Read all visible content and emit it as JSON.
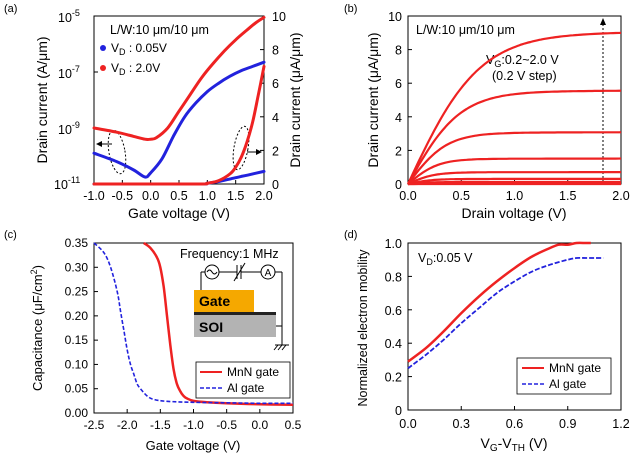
{
  "chart_data": [
    {
      "panel": "(a)",
      "type": "line",
      "annotation": "L/W:10 μm/10 μm",
      "xlabel": "Gate voltage (V)",
      "ylabel_left": "Drain current (A/μm)",
      "ylabel_right": "Drain current (μA/μm)",
      "xlim": [
        -1.0,
        2.0
      ],
      "ylim_left_log": [
        -11,
        -5
      ],
      "ylim_right": [
        0,
        10
      ],
      "x_ticks": [
        "-1.0",
        "-0.5",
        "0.0",
        "0.5",
        "1.0",
        "1.5",
        "2.0"
      ],
      "y_ticks_left": [
        {
          "base": "10",
          "exp": "-5"
        },
        {
          "base": "10",
          "exp": "-7"
        },
        {
          "base": "10",
          "exp": "-9"
        },
        {
          "base": "10",
          "exp": "-11"
        }
      ],
      "y_ticks_right": [
        "0",
        "2",
        "4",
        "6",
        "8",
        "10"
      ],
      "legend": [
        {
          "label_main": "V",
          "label_sub": "D",
          "label_rest": " : 0.05V",
          "color": "#2222dd"
        },
        {
          "label_main": "V",
          "label_sub": "D",
          "label_rest": " : 2.0V",
          "color": "#ee2222"
        }
      ],
      "series": [
        {
          "name": "VD 0.05V log",
          "axis": "left-log",
          "color": "#2222dd",
          "x": [
            -1.0,
            -0.6,
            -0.3,
            -0.1,
            0.0,
            0.2,
            0.4,
            0.6,
            0.8,
            1.0,
            1.2,
            1.4,
            1.6,
            1.8,
            2.0
          ],
          "y": [
            -9.9,
            -10.2,
            -10.5,
            -10.75,
            -10.6,
            -10.1,
            -9.3,
            -8.6,
            -8.1,
            -7.7,
            -7.4,
            -7.15,
            -6.95,
            -6.8,
            -6.65
          ]
        },
        {
          "name": "VD 2.0V log",
          "axis": "left-log",
          "color": "#ee2222",
          "x": [
            -1.0,
            -0.6,
            -0.3,
            -0.1,
            0.0,
            0.1,
            0.3,
            0.5,
            0.7,
            0.9,
            1.1,
            1.3,
            1.5,
            1.7,
            1.85,
            2.0
          ],
          "y": [
            -9.0,
            -9.15,
            -9.3,
            -9.4,
            -9.4,
            -9.35,
            -9.0,
            -8.4,
            -7.8,
            -7.2,
            -6.7,
            -6.25,
            -5.85,
            -5.5,
            -5.25,
            -5.05
          ]
        },
        {
          "name": "VD 0.05V linear",
          "axis": "right",
          "color": "#2222dd",
          "x": [
            -1.0,
            0.8,
            1.0,
            1.2,
            1.4,
            1.6,
            1.8,
            2.0
          ],
          "y": [
            0,
            0,
            0.05,
            0.15,
            0.3,
            0.45,
            0.6,
            0.75
          ]
        },
        {
          "name": "VD 2.0V linear",
          "axis": "right",
          "color": "#ee2222",
          "x": [
            -1.0,
            0.8,
            1.0,
            1.2,
            1.4,
            1.5,
            1.6,
            1.7,
            1.8,
            1.9,
            2.0
          ],
          "y": [
            0,
            0,
            0.05,
            0.2,
            0.6,
            1.0,
            1.6,
            2.5,
            3.7,
            5.3,
            7.0
          ]
        }
      ]
    },
    {
      "panel": "(b)",
      "type": "line",
      "annotation": "L/W:10 μm/10 μm",
      "step_label_main": "V",
      "step_label_sub": "G",
      "step_label_rest": ":0.2~2.0 V",
      "step_label_line2": "(0.2 V step)",
      "xlabel": "Drain voltage (V)",
      "ylabel": "Drain current (μA/μm)",
      "xlim": [
        0,
        2.0
      ],
      "ylim": [
        0,
        10
      ],
      "x_ticks": [
        "0.0",
        "0.5",
        "1.0",
        "1.5",
        "2.0"
      ],
      "y_ticks": [
        "0",
        "2",
        "4",
        "6",
        "8",
        "10"
      ],
      "color": "#ee2222",
      "saturation_values": [
        8.95,
        5.5,
        3.05,
        1.5,
        0.7,
        0.3,
        0.12,
        0.04,
        0.01,
        0.0
      ]
    },
    {
      "panel": "(c)",
      "type": "line",
      "annotation": "Frequency:1 MHz",
      "inset_gate_label": "Gate",
      "inset_soi_label": "SOI",
      "inset_meter_label": "A",
      "xlabel": "Gate voltage (V)",
      "ylabel_main": "Capacitance (μF/cm",
      "ylabel_sup": "2",
      "ylabel_end": ")",
      "xlim": [
        -2.5,
        0.5
      ],
      "ylim": [
        0,
        0.35
      ],
      "x_ticks": [
        "-2.5",
        "-2.0",
        "-1.5",
        "-1.0",
        "-0.5",
        "0.0",
        "0.5"
      ],
      "y_ticks": [
        "0.00",
        "0.05",
        "0.10",
        "0.15",
        "0.20",
        "0.25",
        "0.30",
        "0.35"
      ],
      "legend": [
        {
          "label": "MnN gate",
          "color": "#ee2222",
          "dash": false
        },
        {
          "label": "Al gate",
          "color": "#2222dd",
          "dash": true
        }
      ],
      "series": [
        {
          "name": "MnN gate",
          "color": "#ee2222",
          "x": [
            -1.75,
            -1.65,
            -1.55,
            -1.5,
            -1.45,
            -1.4,
            -1.35,
            -1.3,
            -1.25,
            -1.2,
            -1.15,
            -1.1,
            -1.0,
            -0.8,
            -0.5,
            0.0,
            0.5
          ],
          "y": [
            0.35,
            0.34,
            0.32,
            0.3,
            0.26,
            0.2,
            0.14,
            0.09,
            0.06,
            0.045,
            0.035,
            0.03,
            0.025,
            0.022,
            0.02,
            0.018,
            0.017
          ]
        },
        {
          "name": "Al gate",
          "color": "#2222dd",
          "x": [
            -2.5,
            -2.35,
            -2.25,
            -2.15,
            -2.1,
            -2.05,
            -2.0,
            -1.95,
            -1.9,
            -1.85,
            -1.8,
            -1.7,
            -1.6,
            -1.4,
            -1.0,
            -0.5,
            0.0,
            0.5
          ],
          "y": [
            0.35,
            0.33,
            0.3,
            0.25,
            0.21,
            0.17,
            0.13,
            0.1,
            0.08,
            0.06,
            0.05,
            0.035,
            0.028,
            0.024,
            0.022,
            0.021,
            0.02,
            0.02
          ]
        }
      ]
    },
    {
      "panel": "(d)",
      "type": "line",
      "annotation_main": "V",
      "annotation_sub": "D",
      "annotation_rest": ":0.05 V",
      "xlabel_main": "V",
      "xlabel_sub1": "G",
      "xlabel_mid": "-V",
      "xlabel_sub2": "TH",
      "xlabel_end": " (V)",
      "ylabel": "Normalized electron mobility",
      "xlim": [
        0,
        1.2
      ],
      "ylim": [
        0,
        1.0
      ],
      "x_ticks": [
        "0.0",
        "0.3",
        "0.6",
        "0.9",
        "1.2"
      ],
      "y_ticks": [
        "0",
        "0.2",
        "0.4",
        "0.6",
        "0.8",
        "1.0"
      ],
      "legend": [
        {
          "label": "MnN gate",
          "color": "#ee2222",
          "dash": false
        },
        {
          "label": "Al gate",
          "color": "#2222dd",
          "dash": true
        }
      ],
      "series": [
        {
          "name": "MnN gate",
          "color": "#ee2222",
          "x": [
            0.0,
            0.1,
            0.2,
            0.3,
            0.4,
            0.5,
            0.6,
            0.7,
            0.8,
            0.85,
            0.9,
            0.95,
            1.0,
            1.03
          ],
          "y": [
            0.29,
            0.37,
            0.47,
            0.58,
            0.68,
            0.77,
            0.85,
            0.92,
            0.97,
            0.99,
            0.99,
            1.0,
            1.0,
            1.0
          ]
        },
        {
          "name": "Al gate",
          "color": "#2222dd",
          "x": [
            0.0,
            0.1,
            0.2,
            0.3,
            0.4,
            0.5,
            0.6,
            0.7,
            0.8,
            0.9,
            0.95,
            1.0,
            1.05,
            1.1
          ],
          "y": [
            0.25,
            0.33,
            0.42,
            0.52,
            0.61,
            0.7,
            0.77,
            0.83,
            0.87,
            0.9,
            0.91,
            0.91,
            0.91,
            0.91
          ]
        }
      ]
    }
  ]
}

= = = = = = =

## What is being asked:
Out of the preceding entries, pull every line containing the string "linear".

## Task solution:
          "name": "VD 0.05V linear",
          "name": "VD 2.0V linear",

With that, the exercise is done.